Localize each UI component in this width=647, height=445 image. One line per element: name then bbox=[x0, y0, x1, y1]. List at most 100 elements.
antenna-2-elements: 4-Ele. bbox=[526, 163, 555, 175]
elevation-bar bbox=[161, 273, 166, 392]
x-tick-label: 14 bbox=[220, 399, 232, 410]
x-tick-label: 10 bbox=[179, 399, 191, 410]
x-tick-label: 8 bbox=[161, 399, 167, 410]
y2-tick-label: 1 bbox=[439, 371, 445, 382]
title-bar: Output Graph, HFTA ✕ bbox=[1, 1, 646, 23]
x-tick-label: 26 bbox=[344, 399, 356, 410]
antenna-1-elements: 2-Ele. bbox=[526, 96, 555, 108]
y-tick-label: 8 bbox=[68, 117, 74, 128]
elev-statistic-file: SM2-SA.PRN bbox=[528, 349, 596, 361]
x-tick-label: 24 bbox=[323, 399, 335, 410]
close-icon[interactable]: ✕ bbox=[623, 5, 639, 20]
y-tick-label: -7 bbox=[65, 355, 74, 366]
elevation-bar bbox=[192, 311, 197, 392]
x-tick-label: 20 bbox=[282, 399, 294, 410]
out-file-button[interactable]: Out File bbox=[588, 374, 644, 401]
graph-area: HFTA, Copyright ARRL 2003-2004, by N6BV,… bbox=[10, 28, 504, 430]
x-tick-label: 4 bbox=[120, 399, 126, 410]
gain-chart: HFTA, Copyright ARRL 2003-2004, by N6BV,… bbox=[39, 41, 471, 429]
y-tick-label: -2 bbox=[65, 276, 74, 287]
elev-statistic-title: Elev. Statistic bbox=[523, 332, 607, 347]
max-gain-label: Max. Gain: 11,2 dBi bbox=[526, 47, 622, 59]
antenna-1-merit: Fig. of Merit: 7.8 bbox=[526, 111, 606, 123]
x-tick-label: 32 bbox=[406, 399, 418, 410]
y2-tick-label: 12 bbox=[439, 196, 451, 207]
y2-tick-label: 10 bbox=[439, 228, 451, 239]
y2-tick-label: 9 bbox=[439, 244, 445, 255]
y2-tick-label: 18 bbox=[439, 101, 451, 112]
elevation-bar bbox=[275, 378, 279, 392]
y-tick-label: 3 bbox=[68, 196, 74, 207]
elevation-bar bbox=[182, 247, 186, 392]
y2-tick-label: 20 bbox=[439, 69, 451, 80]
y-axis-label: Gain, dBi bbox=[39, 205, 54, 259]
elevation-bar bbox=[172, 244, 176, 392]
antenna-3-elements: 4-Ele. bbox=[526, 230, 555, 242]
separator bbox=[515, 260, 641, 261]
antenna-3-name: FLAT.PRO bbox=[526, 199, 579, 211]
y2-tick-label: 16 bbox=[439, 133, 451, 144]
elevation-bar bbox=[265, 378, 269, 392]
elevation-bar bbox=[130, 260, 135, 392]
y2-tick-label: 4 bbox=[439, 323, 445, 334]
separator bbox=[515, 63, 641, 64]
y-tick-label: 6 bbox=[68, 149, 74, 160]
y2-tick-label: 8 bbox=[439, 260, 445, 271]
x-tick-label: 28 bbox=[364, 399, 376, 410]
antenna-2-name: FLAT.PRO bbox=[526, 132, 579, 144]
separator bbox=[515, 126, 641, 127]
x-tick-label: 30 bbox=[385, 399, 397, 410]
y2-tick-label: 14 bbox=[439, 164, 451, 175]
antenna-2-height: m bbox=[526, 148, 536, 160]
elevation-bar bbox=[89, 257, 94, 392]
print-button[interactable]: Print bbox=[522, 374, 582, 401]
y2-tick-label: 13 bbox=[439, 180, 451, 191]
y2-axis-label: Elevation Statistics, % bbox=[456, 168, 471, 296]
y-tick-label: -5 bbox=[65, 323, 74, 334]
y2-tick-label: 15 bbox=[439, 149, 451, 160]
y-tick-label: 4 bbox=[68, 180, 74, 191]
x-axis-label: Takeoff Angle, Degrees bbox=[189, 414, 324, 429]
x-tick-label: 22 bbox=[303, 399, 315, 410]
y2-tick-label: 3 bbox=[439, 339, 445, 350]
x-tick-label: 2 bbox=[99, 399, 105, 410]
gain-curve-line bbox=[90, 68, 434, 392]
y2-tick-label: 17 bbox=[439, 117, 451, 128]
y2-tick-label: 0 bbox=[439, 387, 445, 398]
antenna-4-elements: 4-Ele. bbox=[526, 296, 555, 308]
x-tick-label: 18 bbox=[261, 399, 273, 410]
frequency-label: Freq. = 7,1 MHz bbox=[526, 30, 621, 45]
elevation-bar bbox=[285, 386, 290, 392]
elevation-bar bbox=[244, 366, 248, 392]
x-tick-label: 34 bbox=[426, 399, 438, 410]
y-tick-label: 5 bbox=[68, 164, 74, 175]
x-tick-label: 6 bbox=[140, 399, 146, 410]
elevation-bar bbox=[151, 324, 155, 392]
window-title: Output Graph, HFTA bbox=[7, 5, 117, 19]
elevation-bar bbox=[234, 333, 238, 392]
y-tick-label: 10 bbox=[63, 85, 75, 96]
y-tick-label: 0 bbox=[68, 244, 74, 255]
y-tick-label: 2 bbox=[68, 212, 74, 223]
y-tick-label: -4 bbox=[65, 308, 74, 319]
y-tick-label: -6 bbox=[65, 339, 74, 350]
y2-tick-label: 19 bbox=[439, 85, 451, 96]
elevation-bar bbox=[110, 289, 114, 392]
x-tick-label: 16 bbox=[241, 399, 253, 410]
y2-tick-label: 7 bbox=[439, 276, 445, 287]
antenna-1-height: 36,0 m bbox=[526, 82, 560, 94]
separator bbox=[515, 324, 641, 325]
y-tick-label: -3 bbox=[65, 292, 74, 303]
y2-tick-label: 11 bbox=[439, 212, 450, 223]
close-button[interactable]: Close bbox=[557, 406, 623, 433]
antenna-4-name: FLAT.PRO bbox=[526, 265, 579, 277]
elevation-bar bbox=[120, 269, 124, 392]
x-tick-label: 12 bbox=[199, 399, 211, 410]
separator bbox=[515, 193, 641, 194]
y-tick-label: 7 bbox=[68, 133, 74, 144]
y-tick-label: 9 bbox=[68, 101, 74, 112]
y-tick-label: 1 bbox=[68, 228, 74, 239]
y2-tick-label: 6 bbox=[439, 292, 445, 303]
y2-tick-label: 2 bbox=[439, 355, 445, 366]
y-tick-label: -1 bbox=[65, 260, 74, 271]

------------------------------------------------

Stellen Sie sämtliche Zeilen aller obigen Einträge als Markdown-Tabelle mit den Spalten „Nr“ für die fortlaufende Zeilennummer und „Zeile“ für den Zeileninhalt dar. Leerzeilen lassen Sie dabei aus.

* [Antwort zur Übung]:
| Nr | Zeile |
|---|---|
| 1 | Localize each UI component in this width=647, height=445 image. One line per element: name then bbox=[x0, y0, x1, y1]. List at most 100 elements. |
| 2 | antenna-2-elements: 4-Ele. bbox=[526, 163, 555, 175] |
| 3 | elevation-bar bbox=[161, 273, 166, 392] |
| 4 | x-tick-label: 14 bbox=[220, 399, 232, 410] |
| 5 | x-tick-label: 10 bbox=[179, 399, 191, 410] |
| 6 | x-tick-label: 8 bbox=[161, 399, 167, 410] |
| 7 | y2-tick-label: 1 bbox=[439, 371, 445, 382] |
| 8 | title-bar: Output Graph, HFTA ✕ bbox=[1, 1, 646, 23] |
| 9 | x-tick-label: 26 bbox=[344, 399, 356, 410] |
| 10 | antenna-1-elements: 2-Ele. bbox=[526, 96, 555, 108] |
| 11 | y-tick-label: 8 bbox=[68, 117, 74, 128] |
| 12 | elev-statistic-file: SM2-SA.PRN bbox=[528, 349, 596, 361] |
| 13 | x-tick-label: 24 bbox=[323, 399, 335, 410] |
| 14 | close-icon[interactable]: ✕ bbox=[623, 5, 639, 20] |
| 15 | y-tick-label: -7 bbox=[65, 355, 74, 366] |
| 16 | elevation-bar bbox=[192, 311, 197, 392] |
| 17 | x-tick-label: 20 bbox=[282, 399, 294, 410] |
| 18 | out-file-button[interactable]: Out File bbox=[588, 374, 644, 401] |
| 19 | graph-area: HFTA, Copyright ARRL 2003-2004, by N6BV,… bbox=[10, 28, 504, 430] |
| 20 | x-tick-label: 4 bbox=[120, 399, 126, 410] |
| 21 | gain-chart: HFTA, Copyright ARRL 2003-2004, by N6BV,… bbox=[39, 41, 471, 429] |
| 22 | y-tick-label: -2 bbox=[65, 276, 74, 287] |
| 23 | elev-statistic-title: Elev. Statistic bbox=[523, 332, 607, 347] |
| 24 | max-gain-label: Max. Gain: 11,2 dBi bbox=[526, 47, 622, 59] |
| 25 | antenna-1-merit: Fig. of Merit: 7.8 bbox=[526, 111, 606, 123] |
| 26 | x-tick-label: 32 bbox=[406, 399, 418, 410] |
| 27 | y2-tick-label: 12 bbox=[439, 196, 451, 207] |
| 28 | y2-tick-label: 10 bbox=[439, 228, 451, 239] |
| 29 | y2-tick-label: 9 bbox=[439, 244, 445, 255] |
| 30 | y2-tick-label: 18 bbox=[439, 101, 451, 112] |
| 31 | elevation-bar bbox=[275, 378, 279, 392] |
| 32 | y-tick-label: 3 bbox=[68, 196, 74, 207] |
| 33 | elevation-bar bbox=[182, 247, 186, 392] |
| 34 | y2-tick-label: 20 bbox=[439, 69, 451, 80] |
| 35 | y-axis-label: Gain, dBi bbox=[39, 205, 54, 259] |
| 36 | elevation-bar bbox=[172, 244, 176, 392] |
| 37 | antenna-3-elements: 4-Ele. bbox=[526, 230, 555, 242] |
| 38 | separator bbox=[515, 260, 641, 261] |
| 39 | antenna-3-name: FLAT.PRO bbox=[526, 199, 579, 211] |
| 40 | y2-tick-label: 16 bbox=[439, 133, 451, 144] |
| 41 | elevation-bar bbox=[265, 378, 269, 392] |
| 42 | elevation-bar bbox=[130, 260, 135, 392] |
| 43 | y2-tick-label: 4 bbox=[439, 323, 445, 334] |
| 44 | separator bbox=[515, 63, 641, 64] |
| 45 | y-tick-label: 6 bbox=[68, 149, 74, 160] |
| 46 | y2-tick-label: 8 bbox=[439, 260, 445, 271] |
| 47 | x-tick-label: 28 bbox=[364, 399, 376, 410] |
| 48 | antenna-2-name: FLAT.PRO bbox=[526, 132, 579, 144] |
| 49 | separator bbox=[515, 126, 641, 127] |
| 50 | x-tick-label: 30 bbox=[385, 399, 397, 410] |
| 51 | y2-tick-label: 14 bbox=[439, 164, 451, 175] |
| 52 | antenna-2-height: m bbox=[526, 148, 536, 160] |
| 53 | elevation-bar bbox=[89, 257, 94, 392] |
| 54 | print-button[interactable]: Print bbox=[522, 374, 582, 401] |
| 55 | y2-tick-label: 13 bbox=[439, 180, 451, 191] |
| 56 | y2-axis-label: Elevation Statistics, % bbox=[456, 168, 471, 296] |
| 57 | y-tick-label: -5 bbox=[65, 323, 74, 334] |
| 58 | y2-tick-label: 15 bbox=[439, 149, 451, 160] |
| 59 | y-tick-label: 4 bbox=[68, 180, 74, 191] |
| 60 | x-axis-label: Takeoff Angle, Degrees bbox=[189, 414, 324, 429] |
| 61 | x-tick-label: 22 bbox=[303, 399, 315, 410] |
| 62 | y2-tick-label: 3 bbox=[439, 339, 445, 350] |
| 63 | x-tick-label: 2 bbox=[99, 399, 105, 410] |
| 64 | gain-curve-line bbox=[90, 68, 434, 392] |
| 65 | y2-tick-label: 17 bbox=[439, 117, 451, 128] |
| 66 | y2-tick-label: 0 bbox=[439, 387, 445, 398] |
| 67 | antenna-4-elements: 4-Ele. bbox=[526, 296, 555, 308] |
| 68 | x-tick-label: 18 bbox=[261, 399, 273, 410] |
| 69 | frequency-label: Freq. = 7,1 MHz bbox=[526, 30, 621, 45] |
| 70 | elevation-bar bbox=[285, 386, 290, 392] |
| 71 | elevation-bar bbox=[244, 366, 248, 392] |
| 72 | x-tick-label: 34 bbox=[426, 399, 438, 410] |
| 73 | y-tick-label: 5 bbox=[68, 164, 74, 175] |
| 74 | x-tick-label: 6 bbox=[140, 399, 146, 410] |
| 75 | elevation-bar bbox=[151, 324, 155, 392] |
| 76 | window-title: Output Graph, HFTA bbox=[7, 5, 117, 19] |
| 77 | elevation-bar bbox=[234, 333, 238, 392] |
| 78 | y-tick-label: 10 bbox=[63, 85, 75, 96] |
| 79 | y-tick-label: 0 bbox=[68, 244, 74, 255] |
| 80 | y-tick-label: 2 bbox=[68, 212, 74, 223] |
| 81 | y-tick-label: -4 bbox=[65, 308, 74, 319] |
| 82 | y-tick-label: -6 bbox=[65, 339, 74, 350] |
| 83 | y2-tick-label: 19 bbox=[439, 85, 451, 96] |
| 84 | elevation-bar bbox=[110, 289, 114, 392] |
| 85 | x-tick-label: 16 bbox=[241, 399, 253, 410] |
| 86 | y2-tick-label: 7 bbox=[439, 276, 445, 287] |
| 87 | antenna-1-height: 36,0 m bbox=[526, 82, 560, 94] |
| 88 | separator bbox=[515, 324, 641, 325] |
| 89 | y-tick-label: -3 bbox=[65, 292, 74, 303] |
| 90 | y2-tick-label: 11 bbox=[439, 212, 450, 223] |
| 91 | close-button[interactable]: Close bbox=[557, 406, 623, 433] |
| 92 | antenna-4-name: FLAT.PRO bbox=[526, 265, 579, 277] |
| 93 | elevation-bar bbox=[120, 269, 124, 392] |
| 94 | x-tick-label: 12 bbox=[199, 399, 211, 410] |
| 95 | separator bbox=[515, 193, 641, 194] |
| 96 | y-tick-label: 7 bbox=[68, 133, 74, 144] |
| 97 | y-tick-label: 9 bbox=[68, 101, 74, 112] |
| 98 | y-tick-label: 1 bbox=[68, 228, 74, 239] |
| 99 | y2-tick-label: 6 bbox=[439, 292, 445, 303] |
| 100 | y2-tick-label: 2 bbox=[439, 355, 445, 366] |
| 101 | y-tick-label: -1 bbox=[65, 260, 74, 271] |